##### Information shown #####

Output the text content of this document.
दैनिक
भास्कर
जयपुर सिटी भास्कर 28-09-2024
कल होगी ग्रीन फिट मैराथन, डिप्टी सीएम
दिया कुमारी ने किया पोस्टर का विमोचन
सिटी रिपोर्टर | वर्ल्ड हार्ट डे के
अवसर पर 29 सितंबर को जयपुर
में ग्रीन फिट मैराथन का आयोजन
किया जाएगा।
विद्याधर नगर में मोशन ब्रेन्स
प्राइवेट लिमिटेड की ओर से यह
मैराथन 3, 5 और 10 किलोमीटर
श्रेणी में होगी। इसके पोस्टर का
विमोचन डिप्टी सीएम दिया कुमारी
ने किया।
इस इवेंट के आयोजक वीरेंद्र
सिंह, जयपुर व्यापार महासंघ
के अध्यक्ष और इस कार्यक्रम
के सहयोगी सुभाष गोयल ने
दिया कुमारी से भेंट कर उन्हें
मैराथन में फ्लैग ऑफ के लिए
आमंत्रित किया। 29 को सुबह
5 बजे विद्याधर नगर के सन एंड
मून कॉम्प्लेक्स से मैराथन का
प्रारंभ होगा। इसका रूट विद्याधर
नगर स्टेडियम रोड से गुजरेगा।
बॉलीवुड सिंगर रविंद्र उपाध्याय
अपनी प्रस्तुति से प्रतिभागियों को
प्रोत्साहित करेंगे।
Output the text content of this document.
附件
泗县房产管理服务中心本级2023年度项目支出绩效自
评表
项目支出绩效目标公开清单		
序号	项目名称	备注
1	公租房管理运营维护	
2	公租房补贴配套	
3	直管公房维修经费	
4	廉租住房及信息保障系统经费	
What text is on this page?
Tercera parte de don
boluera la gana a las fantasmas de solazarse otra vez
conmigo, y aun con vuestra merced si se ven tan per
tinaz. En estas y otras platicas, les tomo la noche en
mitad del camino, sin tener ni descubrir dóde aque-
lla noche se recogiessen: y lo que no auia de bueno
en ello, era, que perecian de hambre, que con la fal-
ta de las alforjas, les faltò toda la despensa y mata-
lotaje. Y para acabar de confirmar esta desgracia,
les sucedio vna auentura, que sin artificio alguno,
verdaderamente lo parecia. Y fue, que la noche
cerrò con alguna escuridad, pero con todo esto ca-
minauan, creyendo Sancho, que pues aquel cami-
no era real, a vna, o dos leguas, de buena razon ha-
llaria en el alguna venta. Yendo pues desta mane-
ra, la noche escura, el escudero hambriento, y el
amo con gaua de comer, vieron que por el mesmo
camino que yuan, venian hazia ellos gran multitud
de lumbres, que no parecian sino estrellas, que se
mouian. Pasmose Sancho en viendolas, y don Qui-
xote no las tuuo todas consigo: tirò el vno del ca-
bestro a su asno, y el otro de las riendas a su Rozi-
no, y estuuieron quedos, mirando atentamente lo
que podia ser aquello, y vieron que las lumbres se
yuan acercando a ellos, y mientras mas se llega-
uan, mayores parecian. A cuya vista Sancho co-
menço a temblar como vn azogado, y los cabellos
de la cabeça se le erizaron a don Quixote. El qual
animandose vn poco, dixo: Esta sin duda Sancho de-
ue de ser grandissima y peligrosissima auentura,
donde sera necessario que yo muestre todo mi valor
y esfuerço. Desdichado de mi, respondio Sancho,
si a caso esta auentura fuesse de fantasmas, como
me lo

#####

--- Task goal ---
Repeat every line of the material exactly as given.

--- Exercise answer ---
Output the text content of this document.
दैनिक
भास्कर
जयपुर सिटी भास्कर 28-09-2024
कल होगी ग्रीन फिट मैराथन, डिप्टी सीएम
दिया कुमारी ने किया पोस्टर का विमोचन
सिटी रिपोर्टर | वर्ल्ड हार्ट डे के
अवसर पर 29 सितंबर को जयपुर
में ग्रीन फिट मैराथन का आयोजन
किया जाएगा।
विद्याधर नगर में मोशन ब्रेन्स
प्राइवेट लिमिटेड की ओर से यह
मैराथन 3, 5 और 10 किलोमीटर
श्रेणी में होगी। इसके पोस्टर का
विमोचन डिप्टी सीएम दिया कुमारी
ने किया।
इस इवेंट के आयोजक वीरेंद्र
सिंह, जयपुर व्यापार महासंघ
के अध्यक्ष और इस कार्यक्रम
के सहयोगी सुभाष गोयल ने
दिया कुमारी से भेंट कर उन्हें
मैराथन में फ्लैग ऑफ के लिए
आमंत्रित किया। 29 को सुबह
5 बजे विद्याधर नगर के सन एंड
मून कॉम्प्लेक्स से मैराथन का
प्रारंभ होगा। इसका रूट विद्याधर
नगर स्टेडियम रोड से गुजरेगा।
बॉलीवुड सिंगर रविंद्र उपाध्याय
अपनी प्रस्तुति से प्रतिभागियों को
प्रोत्साहित करेंगे।
Output the text content of this document.
附件
泗县房产管理服务中心本级2023年度项目支出绩效自
评表
项目支出绩效目标公开清单		
序号	项目名称	备注
1	公租房管理运营维护	
2	公租房补贴配套	
3	直管公房维修经费	
4	廉租住房及信息保障系统经费	
What text is on this page?
Tercera parte de don
boluera la gana a las fantasmas de solazarse otra vez
conmigo, y aun con vuestra merced si se ven tan per
tinaz. En estas y otras platicas, les tomo la noche en
mitad del camino, sin tener ni descubrir dóde aque-
lla noche se recogiessen: y lo que no auia de bueno
en ello, era, que perecian de hambre, que con la fal-
ta de las alforjas, les faltò toda la despensa y mata-
lotaje. Y para acabar de confirmar esta desgracia,
les sucedio vna auentura, que sin artificio alguno,
verdaderamente lo parecia. Y fue, que la noche
cerrò con alguna escuridad, pero con todo esto ca-
minauan, creyendo Sancho, que pues aquel cami-
no era real, a vna, o dos leguas, de buena razon ha-
llaria en el alguna venta. Yendo pues desta mane-
ra, la noche escura, el escudero hambriento, y el
amo con gaua de comer, vieron que por el mesmo
camino que yuan, venian hazia ellos gran multitud
de lumbres, que no parecian sino estrellas, que se
mouian. Pasmose Sancho en viendolas, y don Qui-
xote no las tuuo todas consigo: tirò el vno del ca-
bestro a su asno, y el otro de las riendas a su Rozi-
no, y estuuieron quedos, mirando atentamente lo
que podia ser aquello, y vieron que las lumbres se
yuan acercando a ellos, y mientras mas se llega-
uan, mayores parecian. A cuya vista Sancho co-
menço a temblar como vn azogado, y los cabellos
de la cabeça se le erizaron a don Quixote. El qual
animandose vn poco, dixo: Esta sin duda Sancho de-
ue de ser grandissima y peligrosissima auentura,
donde sera necessario que yo muestre todo mi valor
y esfuerço. Desdichado de mi, respondio Sancho,
si a caso esta auentura fuesse de fantasmas, como
me lo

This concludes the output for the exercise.